TASK DETAILS
Read the listing and extract each line that includes the word "output".

TASK MATERIAL
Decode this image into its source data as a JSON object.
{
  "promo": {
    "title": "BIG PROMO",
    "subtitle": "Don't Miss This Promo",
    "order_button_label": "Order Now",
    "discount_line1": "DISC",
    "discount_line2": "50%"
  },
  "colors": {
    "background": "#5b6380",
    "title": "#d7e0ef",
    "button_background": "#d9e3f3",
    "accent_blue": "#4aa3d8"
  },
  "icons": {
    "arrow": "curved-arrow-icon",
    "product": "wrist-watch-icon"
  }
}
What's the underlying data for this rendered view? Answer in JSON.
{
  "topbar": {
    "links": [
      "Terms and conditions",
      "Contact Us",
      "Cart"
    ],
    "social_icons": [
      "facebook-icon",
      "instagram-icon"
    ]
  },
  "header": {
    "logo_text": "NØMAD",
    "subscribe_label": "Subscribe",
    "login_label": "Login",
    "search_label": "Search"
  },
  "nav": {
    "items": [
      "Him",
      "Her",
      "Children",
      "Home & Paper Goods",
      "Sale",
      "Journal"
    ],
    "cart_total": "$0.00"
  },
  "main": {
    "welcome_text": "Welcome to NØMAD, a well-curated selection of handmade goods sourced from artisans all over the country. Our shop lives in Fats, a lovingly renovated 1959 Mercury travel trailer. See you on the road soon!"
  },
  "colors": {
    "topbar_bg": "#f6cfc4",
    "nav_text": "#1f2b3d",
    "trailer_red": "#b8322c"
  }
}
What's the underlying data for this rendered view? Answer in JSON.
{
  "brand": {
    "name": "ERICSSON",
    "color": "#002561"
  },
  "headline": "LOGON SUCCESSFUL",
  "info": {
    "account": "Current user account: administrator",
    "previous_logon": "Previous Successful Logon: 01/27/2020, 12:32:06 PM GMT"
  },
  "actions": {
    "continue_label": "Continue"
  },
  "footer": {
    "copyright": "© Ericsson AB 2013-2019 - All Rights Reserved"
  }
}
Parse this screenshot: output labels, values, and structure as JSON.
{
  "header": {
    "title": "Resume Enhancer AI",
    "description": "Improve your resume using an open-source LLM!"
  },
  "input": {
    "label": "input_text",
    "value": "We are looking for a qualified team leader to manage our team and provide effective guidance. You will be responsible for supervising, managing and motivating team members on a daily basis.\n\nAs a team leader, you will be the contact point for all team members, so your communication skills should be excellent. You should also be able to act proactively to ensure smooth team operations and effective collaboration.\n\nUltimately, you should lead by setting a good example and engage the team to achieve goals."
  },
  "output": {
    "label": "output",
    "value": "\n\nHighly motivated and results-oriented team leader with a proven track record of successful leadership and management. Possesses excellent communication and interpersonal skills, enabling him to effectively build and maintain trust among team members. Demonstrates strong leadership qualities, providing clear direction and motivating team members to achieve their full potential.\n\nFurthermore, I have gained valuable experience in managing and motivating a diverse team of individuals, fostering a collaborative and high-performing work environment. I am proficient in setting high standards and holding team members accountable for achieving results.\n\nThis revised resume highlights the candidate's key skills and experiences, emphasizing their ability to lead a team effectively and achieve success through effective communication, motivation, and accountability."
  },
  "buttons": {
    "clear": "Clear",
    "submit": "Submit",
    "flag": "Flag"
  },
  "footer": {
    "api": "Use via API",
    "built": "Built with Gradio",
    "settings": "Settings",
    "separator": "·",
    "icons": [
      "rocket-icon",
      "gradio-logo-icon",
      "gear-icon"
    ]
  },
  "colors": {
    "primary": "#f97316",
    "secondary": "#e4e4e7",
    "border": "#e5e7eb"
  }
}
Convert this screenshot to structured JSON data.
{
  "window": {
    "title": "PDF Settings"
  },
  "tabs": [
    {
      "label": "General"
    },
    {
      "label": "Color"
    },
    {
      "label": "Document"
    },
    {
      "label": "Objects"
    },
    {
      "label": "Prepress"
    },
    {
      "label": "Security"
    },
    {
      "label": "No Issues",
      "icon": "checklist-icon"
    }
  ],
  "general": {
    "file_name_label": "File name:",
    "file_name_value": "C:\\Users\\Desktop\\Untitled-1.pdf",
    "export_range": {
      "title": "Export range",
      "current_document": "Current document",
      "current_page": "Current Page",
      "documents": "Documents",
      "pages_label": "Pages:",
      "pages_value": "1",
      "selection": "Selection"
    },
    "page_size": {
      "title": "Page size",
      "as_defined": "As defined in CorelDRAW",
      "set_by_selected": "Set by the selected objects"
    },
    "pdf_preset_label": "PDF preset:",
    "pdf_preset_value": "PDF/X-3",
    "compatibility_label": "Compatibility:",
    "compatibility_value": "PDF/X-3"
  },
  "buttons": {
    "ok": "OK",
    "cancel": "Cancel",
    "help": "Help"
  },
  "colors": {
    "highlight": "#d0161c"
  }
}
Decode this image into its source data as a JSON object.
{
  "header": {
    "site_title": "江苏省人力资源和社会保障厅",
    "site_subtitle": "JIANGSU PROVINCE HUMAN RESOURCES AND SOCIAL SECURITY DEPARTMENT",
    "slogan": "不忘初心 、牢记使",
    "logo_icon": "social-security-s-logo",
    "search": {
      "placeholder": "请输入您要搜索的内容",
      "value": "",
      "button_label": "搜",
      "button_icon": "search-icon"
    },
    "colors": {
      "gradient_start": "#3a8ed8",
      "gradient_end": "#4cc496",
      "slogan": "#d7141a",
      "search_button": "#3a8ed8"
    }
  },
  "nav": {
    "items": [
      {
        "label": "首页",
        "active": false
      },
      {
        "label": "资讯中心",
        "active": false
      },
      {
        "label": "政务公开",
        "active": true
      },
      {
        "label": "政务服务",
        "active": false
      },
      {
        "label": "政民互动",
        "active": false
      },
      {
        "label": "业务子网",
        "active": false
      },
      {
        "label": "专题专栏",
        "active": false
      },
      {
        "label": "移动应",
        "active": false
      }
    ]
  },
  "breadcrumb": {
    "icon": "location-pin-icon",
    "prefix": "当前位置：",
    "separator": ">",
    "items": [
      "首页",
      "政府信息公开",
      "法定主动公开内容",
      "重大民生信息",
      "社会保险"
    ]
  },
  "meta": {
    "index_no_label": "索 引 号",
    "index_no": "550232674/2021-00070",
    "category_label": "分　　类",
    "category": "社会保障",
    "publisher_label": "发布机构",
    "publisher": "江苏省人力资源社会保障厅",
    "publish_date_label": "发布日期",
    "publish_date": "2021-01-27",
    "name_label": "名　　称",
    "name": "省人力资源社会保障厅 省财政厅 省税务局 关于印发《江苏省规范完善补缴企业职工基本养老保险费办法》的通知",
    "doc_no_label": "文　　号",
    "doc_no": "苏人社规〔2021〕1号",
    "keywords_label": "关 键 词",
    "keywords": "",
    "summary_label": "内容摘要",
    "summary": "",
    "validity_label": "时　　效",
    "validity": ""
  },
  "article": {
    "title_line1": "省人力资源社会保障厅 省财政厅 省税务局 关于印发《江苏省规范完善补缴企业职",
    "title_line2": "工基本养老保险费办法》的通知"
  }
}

RESPONSE FOR THIS EXERCISE
Parse this screenshot: output labels, values, and structure as JSON.
  "output": {
    "label": "output",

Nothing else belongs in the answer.